YOUR GOAL -
Your task is to copy every line of the records below that contains "brown".

RECORDS PROVIDED -
-*-*-

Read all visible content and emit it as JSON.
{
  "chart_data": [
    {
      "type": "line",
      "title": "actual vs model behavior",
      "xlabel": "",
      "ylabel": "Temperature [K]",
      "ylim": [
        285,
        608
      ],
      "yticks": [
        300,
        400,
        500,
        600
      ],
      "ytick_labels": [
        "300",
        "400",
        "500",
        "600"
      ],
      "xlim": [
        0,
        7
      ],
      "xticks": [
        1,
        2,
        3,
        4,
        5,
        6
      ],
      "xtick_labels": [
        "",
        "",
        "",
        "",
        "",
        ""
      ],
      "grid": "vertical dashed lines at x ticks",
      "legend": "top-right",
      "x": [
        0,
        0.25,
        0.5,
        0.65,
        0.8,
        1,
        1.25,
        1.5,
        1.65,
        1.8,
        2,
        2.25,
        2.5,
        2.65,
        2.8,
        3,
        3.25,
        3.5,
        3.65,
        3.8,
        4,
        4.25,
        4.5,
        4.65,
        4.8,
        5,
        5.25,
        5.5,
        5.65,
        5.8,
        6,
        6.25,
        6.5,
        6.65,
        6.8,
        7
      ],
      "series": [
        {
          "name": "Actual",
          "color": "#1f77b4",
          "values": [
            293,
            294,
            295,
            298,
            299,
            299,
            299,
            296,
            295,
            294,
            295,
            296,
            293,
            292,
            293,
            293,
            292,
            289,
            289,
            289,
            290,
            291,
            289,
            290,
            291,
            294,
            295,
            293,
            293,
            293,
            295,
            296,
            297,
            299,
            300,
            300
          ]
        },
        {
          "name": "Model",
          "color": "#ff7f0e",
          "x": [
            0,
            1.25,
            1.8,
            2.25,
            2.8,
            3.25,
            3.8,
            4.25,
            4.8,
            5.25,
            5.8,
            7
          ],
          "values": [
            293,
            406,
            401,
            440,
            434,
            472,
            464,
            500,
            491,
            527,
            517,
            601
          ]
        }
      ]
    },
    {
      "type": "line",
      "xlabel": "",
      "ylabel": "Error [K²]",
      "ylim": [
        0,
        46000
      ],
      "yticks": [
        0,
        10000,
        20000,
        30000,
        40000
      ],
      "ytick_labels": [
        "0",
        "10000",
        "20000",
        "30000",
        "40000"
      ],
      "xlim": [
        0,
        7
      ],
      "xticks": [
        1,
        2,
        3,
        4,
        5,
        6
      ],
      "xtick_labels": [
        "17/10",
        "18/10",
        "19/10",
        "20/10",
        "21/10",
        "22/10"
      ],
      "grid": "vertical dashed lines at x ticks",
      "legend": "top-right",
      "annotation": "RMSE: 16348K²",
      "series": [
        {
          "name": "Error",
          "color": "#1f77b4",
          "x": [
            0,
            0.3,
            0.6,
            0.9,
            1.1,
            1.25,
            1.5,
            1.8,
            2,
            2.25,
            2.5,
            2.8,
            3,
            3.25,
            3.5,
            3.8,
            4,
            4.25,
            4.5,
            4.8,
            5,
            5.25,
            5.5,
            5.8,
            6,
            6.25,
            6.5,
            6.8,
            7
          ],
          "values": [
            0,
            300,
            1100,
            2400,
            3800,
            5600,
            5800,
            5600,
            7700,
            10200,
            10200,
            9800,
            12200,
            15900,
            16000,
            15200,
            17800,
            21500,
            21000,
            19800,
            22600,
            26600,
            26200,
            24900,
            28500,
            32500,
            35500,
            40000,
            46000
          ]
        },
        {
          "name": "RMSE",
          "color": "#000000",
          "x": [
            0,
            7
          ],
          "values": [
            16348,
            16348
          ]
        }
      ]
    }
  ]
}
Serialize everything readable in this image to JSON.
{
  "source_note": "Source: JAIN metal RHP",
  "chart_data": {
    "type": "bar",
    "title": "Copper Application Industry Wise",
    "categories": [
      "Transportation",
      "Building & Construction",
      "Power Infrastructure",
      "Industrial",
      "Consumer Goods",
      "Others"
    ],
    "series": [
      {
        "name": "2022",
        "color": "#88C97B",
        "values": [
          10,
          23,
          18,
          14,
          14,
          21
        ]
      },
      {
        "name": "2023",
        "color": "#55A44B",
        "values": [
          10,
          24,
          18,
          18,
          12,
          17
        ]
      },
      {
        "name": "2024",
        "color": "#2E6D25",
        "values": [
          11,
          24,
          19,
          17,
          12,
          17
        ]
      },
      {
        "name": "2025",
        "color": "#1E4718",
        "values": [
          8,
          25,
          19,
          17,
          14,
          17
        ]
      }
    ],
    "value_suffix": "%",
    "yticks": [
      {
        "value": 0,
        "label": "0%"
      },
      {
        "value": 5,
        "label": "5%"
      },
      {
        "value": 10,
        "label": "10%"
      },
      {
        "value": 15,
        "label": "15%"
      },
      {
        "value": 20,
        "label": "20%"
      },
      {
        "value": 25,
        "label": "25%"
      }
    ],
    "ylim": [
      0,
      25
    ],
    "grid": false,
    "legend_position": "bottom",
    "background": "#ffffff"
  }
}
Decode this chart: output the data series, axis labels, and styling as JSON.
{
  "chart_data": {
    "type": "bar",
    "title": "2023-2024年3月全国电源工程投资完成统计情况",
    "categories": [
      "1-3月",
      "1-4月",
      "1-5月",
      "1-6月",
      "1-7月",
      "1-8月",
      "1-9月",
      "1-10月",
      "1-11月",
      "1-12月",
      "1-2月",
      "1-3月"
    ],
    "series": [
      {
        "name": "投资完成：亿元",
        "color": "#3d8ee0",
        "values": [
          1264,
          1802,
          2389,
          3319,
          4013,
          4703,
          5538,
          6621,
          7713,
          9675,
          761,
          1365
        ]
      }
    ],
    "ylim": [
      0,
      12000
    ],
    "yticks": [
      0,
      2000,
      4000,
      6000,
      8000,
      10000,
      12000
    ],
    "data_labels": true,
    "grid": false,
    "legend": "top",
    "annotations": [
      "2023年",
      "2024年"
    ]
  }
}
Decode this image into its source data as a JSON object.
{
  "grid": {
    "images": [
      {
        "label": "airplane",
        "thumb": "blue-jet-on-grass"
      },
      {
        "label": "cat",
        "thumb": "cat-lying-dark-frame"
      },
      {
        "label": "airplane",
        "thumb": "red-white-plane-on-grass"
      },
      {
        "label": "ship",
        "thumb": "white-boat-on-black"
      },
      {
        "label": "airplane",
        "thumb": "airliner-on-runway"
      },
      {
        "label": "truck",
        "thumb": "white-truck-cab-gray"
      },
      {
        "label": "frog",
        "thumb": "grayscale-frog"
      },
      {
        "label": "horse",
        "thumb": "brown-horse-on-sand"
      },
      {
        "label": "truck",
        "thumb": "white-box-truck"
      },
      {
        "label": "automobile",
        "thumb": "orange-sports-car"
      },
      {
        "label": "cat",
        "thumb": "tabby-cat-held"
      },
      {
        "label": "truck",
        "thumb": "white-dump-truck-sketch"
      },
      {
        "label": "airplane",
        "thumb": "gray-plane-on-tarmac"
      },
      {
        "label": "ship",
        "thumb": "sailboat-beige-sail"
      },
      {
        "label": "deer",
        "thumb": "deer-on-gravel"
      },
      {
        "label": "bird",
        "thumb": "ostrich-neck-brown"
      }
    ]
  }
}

-*-*-

FULL ANSWER -
        "thumb": "brown-horse-on-sand"
        "thumb": "ostrich-neck-brown"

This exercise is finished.